■ **What to work on**
Every line of the data that contains the string "image" must be copied.

■ **Given records**
** Start **
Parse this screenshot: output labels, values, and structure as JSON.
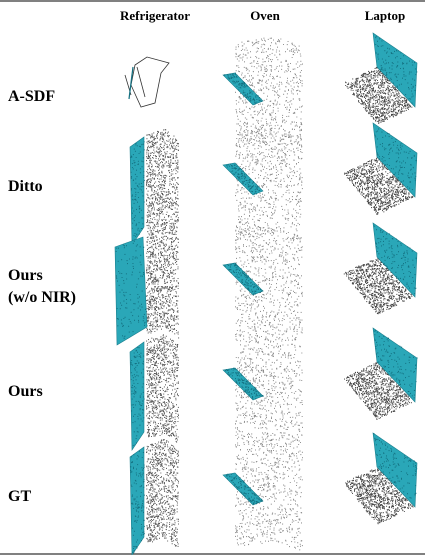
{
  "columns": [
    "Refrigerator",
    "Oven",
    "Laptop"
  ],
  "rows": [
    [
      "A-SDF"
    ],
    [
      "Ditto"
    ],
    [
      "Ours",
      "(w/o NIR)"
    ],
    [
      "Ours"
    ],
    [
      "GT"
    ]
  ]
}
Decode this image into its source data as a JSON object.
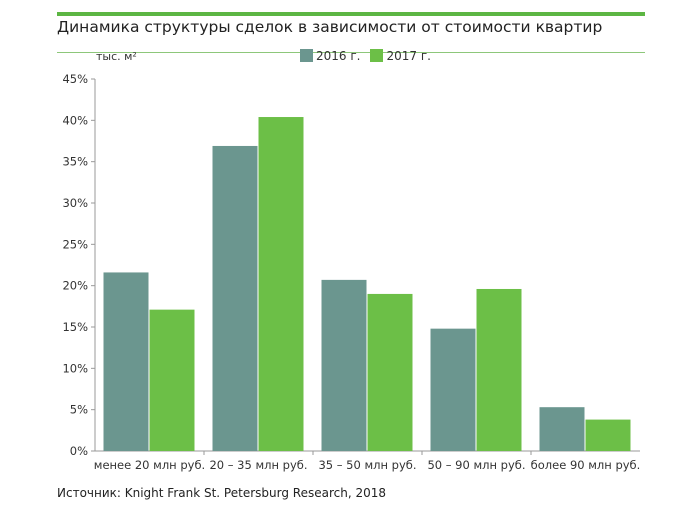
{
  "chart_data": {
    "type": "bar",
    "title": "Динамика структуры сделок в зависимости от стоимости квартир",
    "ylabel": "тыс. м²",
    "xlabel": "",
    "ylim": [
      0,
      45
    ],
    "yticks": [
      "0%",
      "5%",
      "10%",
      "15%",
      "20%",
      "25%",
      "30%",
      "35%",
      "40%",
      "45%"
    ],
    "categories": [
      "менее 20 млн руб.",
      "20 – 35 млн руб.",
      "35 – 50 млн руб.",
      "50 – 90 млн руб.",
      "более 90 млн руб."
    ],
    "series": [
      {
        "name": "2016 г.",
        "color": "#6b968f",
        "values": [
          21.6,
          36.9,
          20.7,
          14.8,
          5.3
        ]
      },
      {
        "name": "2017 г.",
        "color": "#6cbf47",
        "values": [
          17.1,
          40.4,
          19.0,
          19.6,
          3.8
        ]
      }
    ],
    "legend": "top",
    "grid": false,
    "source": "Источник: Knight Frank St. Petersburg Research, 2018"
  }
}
** End **
** Start **
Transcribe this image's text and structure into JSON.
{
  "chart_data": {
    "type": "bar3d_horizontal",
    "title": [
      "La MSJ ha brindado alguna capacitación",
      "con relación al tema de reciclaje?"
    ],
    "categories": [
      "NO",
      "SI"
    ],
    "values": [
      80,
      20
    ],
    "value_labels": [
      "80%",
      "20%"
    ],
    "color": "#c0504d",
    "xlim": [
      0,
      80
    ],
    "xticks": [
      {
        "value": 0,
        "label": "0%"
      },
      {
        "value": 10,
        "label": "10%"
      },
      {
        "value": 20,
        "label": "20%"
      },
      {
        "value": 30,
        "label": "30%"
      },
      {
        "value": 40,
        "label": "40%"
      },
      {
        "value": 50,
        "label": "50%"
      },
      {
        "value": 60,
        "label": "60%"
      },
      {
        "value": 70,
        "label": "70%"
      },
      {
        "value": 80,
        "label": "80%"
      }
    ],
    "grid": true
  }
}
** End **
■ **The solution**
Decode this image into its source data as a JSON object.
Transcribe this image's text and structure into JSON.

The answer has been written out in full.